* [Problem details]
Leave the pictures out and transcribe every record exactly.

-- Records provided start --

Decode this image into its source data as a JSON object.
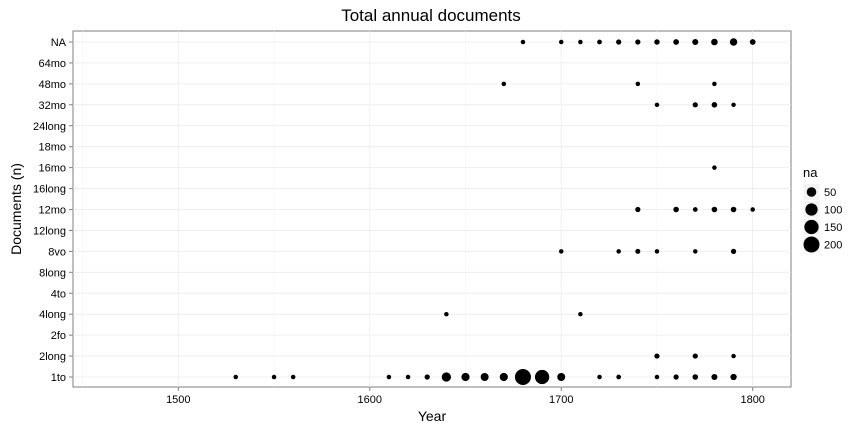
{
  "chart_data": {
    "type": "scatter",
    "title": "Total annual documents",
    "xlabel": "Year",
    "ylabel": "Documents (n)",
    "xlim": [
      1445,
      1820
    ],
    "x_ticks": [
      1500,
      1600,
      1700,
      1800
    ],
    "categories": [
      "1to",
      "2long",
      "2fo",
      "4long",
      "4to",
      "8long",
      "8vo",
      "12long",
      "12mo",
      "16long",
      "16mo",
      "18mo",
      "24long",
      "32mo",
      "48mo",
      "64mo",
      "NA"
    ],
    "grid": true,
    "legend": {
      "title": "na",
      "placement": "right",
      "sizes": [
        50,
        100,
        150,
        200
      ]
    },
    "points": [
      {
        "x": 1680,
        "y": "NA",
        "n": 2
      },
      {
        "x": 1700,
        "y": "NA",
        "n": 2
      },
      {
        "x": 1710,
        "y": "NA",
        "n": 2
      },
      {
        "x": 1720,
        "y": "NA",
        "n": 3
      },
      {
        "x": 1730,
        "y": "NA",
        "n": 5
      },
      {
        "x": 1740,
        "y": "NA",
        "n": 5
      },
      {
        "x": 1750,
        "y": "NA",
        "n": 6
      },
      {
        "x": 1760,
        "y": "NA",
        "n": 8
      },
      {
        "x": 1770,
        "y": "NA",
        "n": 10
      },
      {
        "x": 1780,
        "y": "NA",
        "n": 14
      },
      {
        "x": 1790,
        "y": "NA",
        "n": 22
      },
      {
        "x": 1800,
        "y": "NA",
        "n": 8
      },
      {
        "x": 1670,
        "y": "48mo",
        "n": 2
      },
      {
        "x": 1740,
        "y": "48mo",
        "n": 2
      },
      {
        "x": 1780,
        "y": "48mo",
        "n": 2
      },
      {
        "x": 1750,
        "y": "32mo",
        "n": 2
      },
      {
        "x": 1770,
        "y": "32mo",
        "n": 5
      },
      {
        "x": 1780,
        "y": "32mo",
        "n": 7
      },
      {
        "x": 1790,
        "y": "32mo",
        "n": 2
      },
      {
        "x": 1780,
        "y": "16mo",
        "n": 2
      },
      {
        "x": 1740,
        "y": "12mo",
        "n": 5
      },
      {
        "x": 1760,
        "y": "12mo",
        "n": 7
      },
      {
        "x": 1770,
        "y": "12mo",
        "n": 3
      },
      {
        "x": 1780,
        "y": "12mo",
        "n": 7
      },
      {
        "x": 1790,
        "y": "12mo",
        "n": 7
      },
      {
        "x": 1800,
        "y": "12mo",
        "n": 2
      },
      {
        "x": 1700,
        "y": "8vo",
        "n": 2
      },
      {
        "x": 1730,
        "y": "8vo",
        "n": 2
      },
      {
        "x": 1740,
        "y": "8vo",
        "n": 4
      },
      {
        "x": 1750,
        "y": "8vo",
        "n": 2
      },
      {
        "x": 1770,
        "y": "8vo",
        "n": 2
      },
      {
        "x": 1790,
        "y": "8vo",
        "n": 5
      },
      {
        "x": 1640,
        "y": "4long",
        "n": 2
      },
      {
        "x": 1710,
        "y": "4long",
        "n": 2
      },
      {
        "x": 1750,
        "y": "2long",
        "n": 5
      },
      {
        "x": 1770,
        "y": "2long",
        "n": 5
      },
      {
        "x": 1790,
        "y": "2long",
        "n": 2
      },
      {
        "x": 1530,
        "y": "1to",
        "n": 2
      },
      {
        "x": 1550,
        "y": "1to",
        "n": 2
      },
      {
        "x": 1560,
        "y": "1to",
        "n": 2
      },
      {
        "x": 1610,
        "y": "1to",
        "n": 2
      },
      {
        "x": 1620,
        "y": "1to",
        "n": 2
      },
      {
        "x": 1630,
        "y": "1to",
        "n": 5
      },
      {
        "x": 1640,
        "y": "1to",
        "n": 45
      },
      {
        "x": 1650,
        "y": "1to",
        "n": 30
      },
      {
        "x": 1660,
        "y": "1to",
        "n": 28
      },
      {
        "x": 1670,
        "y": "1to",
        "n": 30
      },
      {
        "x": 1680,
        "y": "1to",
        "n": 200
      },
      {
        "x": 1690,
        "y": "1to",
        "n": 150
      },
      {
        "x": 1700,
        "y": "1to",
        "n": 28
      },
      {
        "x": 1720,
        "y": "1to",
        "n": 2
      },
      {
        "x": 1730,
        "y": "1to",
        "n": 3
      },
      {
        "x": 1750,
        "y": "1to",
        "n": 2
      },
      {
        "x": 1760,
        "y": "1to",
        "n": 5
      },
      {
        "x": 1770,
        "y": "1to",
        "n": 7
      },
      {
        "x": 1780,
        "y": "1to",
        "n": 10
      },
      {
        "x": 1790,
        "y": "1to",
        "n": 12
      }
    ]
  }
}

-- Records provided end --

* [Answer below]
Decode this image into its source data as a JSON object.
{
  "chart_data": {
    "type": "scatter",
    "title": "Total annual documents",
    "xlabel": "Year",
    "ylabel": "Documents (n)",
    "xlim": [
      1445,
      1820
    ],
    "x_ticks": [
      1500,
      1600,
      1700,
      1800
    ],
    "categories": [
      "1to",
      "2long",
      "2fo",
      "4long",
      "4to",
      "8long",
      "8vo",
      "12long",
      "12mo",
      "16long",
      "16mo",
      "18mo",
      "24long",
      "32mo",
      "48mo",
      "64mo",
      "NA"
    ],
    "grid": true,
    "legend": {
      "title": "na",
      "placement": "right",
      "sizes": [
        50,
        100,
        150,
        200
      ]
    },
    "points": [
      {
        "x": 1680,
        "y": "NA",
        "n": 2
      },
      {
        "x": 1700,
        "y": "NA",
        "n": 2
      },
      {
        "x": 1710,
        "y": "NA",
        "n": 2
      },
      {
        "x": 1720,
        "y": "NA",
        "n": 3
      },
      {
        "x": 1730,
        "y": "NA",
        "n": 5
      },
      {
        "x": 1740,
        "y": "NA",
        "n": 5
      },
      {
        "x": 1750,
        "y": "NA",
        "n": 6
      },
      {
        "x": 1760,
        "y": "NA",
        "n": 8
      },
      {
        "x": 1770,
        "y": "NA",
        "n": 10
      },
      {
        "x": 1780,
        "y": "NA",
        "n": 14
      },
      {
        "x": 1790,
        "y": "NA",
        "n": 22
      },
      {
        "x": 1800,
        "y": "NA",
        "n": 8
      },
      {
        "x": 1670,
        "y": "48mo",
        "n": 2
      },
      {
        "x": 1740,
        "y": "48mo",
        "n": 2
      },
      {
        "x": 1780,
        "y": "48mo",
        "n": 2
      },
      {
        "x": 1750,
        "y": "32mo",
        "n": 2
      },
      {
        "x": 1770,
        "y": "32mo",
        "n": 5
      },
      {
        "x": 1780,
        "y": "32mo",
        "n": 7
      },
      {
        "x": 1790,
        "y": "32mo",
        "n": 2
      },
      {
        "x": 1780,
        "y": "16mo",
        "n": 2
      },
      {
        "x": 1740,
        "y": "12mo",
        "n": 5
      },
      {
        "x": 1760,
        "y": "12mo",
        "n": 7
      },
      {
        "x": 1770,
        "y": "12mo",
        "n": 3
      },
      {
        "x": 1780,
        "y": "12mo",
        "n": 7
      },
      {
        "x": 1790,
        "y": "12mo",
        "n": 7
      },
      {
        "x": 1800,
        "y": "12mo",
        "n": 2
      },
      {
        "x": 1700,
        "y": "8vo",
        "n": 2
      },
      {
        "x": 1730,
        "y": "8vo",
        "n": 2
      },
      {
        "x": 1740,
        "y": "8vo",
        "n": 4
      },
      {
        "x": 1750,
        "y": "8vo",
        "n": 2
      },
      {
        "x": 1770,
        "y": "8vo",
        "n": 2
      },
      {
        "x": 1790,
        "y": "8vo",
        "n": 5
      },
      {
        "x": 1640,
        "y": "4long",
        "n": 2
      },
      {
        "x": 1710,
        "y": "4long",
        "n": 2
      },
      {
        "x": 1750,
        "y": "2long",
        "n": 5
      },
      {
        "x": 1770,
        "y": "2long",
        "n": 5
      },
      {
        "x": 1790,
        "y": "2long",
        "n": 2
      },
      {
        "x": 1530,
        "y": "1to",
        "n": 2
      },
      {
        "x": 1550,
        "y": "1to",
        "n": 2
      },
      {
        "x": 1560,
        "y": "1to",
        "n": 2
      },
      {
        "x": 1610,
        "y": "1to",
        "n": 2
      },
      {
        "x": 1620,
        "y": "1to",
        "n": 2
      },
      {
        "x": 1630,
        "y": "1to",
        "n": 5
      },
      {
        "x": 1640,
        "y": "1to",
        "n": 45
      },
      {
        "x": 1650,
        "y": "1to",
        "n": 30
      },
      {
        "x": 1660,
        "y": "1to",
        "n": 28
      },
      {
        "x": 1670,
        "y": "1to",
        "n": 30
      },
      {
        "x": 1680,
        "y": "1to",
        "n": 200
      },
      {
        "x": 1690,
        "y": "1to",
        "n": 150
      },
      {
        "x": 1700,
        "y": "1to",
        "n": 28
      },
      {
        "x": 1720,
        "y": "1to",
        "n": 2
      },
      {
        "x": 1730,
        "y": "1to",
        "n": 3
      },
      {
        "x": 1750,
        "y": "1to",
        "n": 2
      },
      {
        "x": 1760,
        "y": "1to",
        "n": 5
      },
      {
        "x": 1770,
        "y": "1to",
        "n": 7
      },
      {
        "x": 1780,
        "y": "1to",
        "n": 10
      },
      {
        "x": 1790,
        "y": "1to",
        "n": 12
      }
    ]
  }
}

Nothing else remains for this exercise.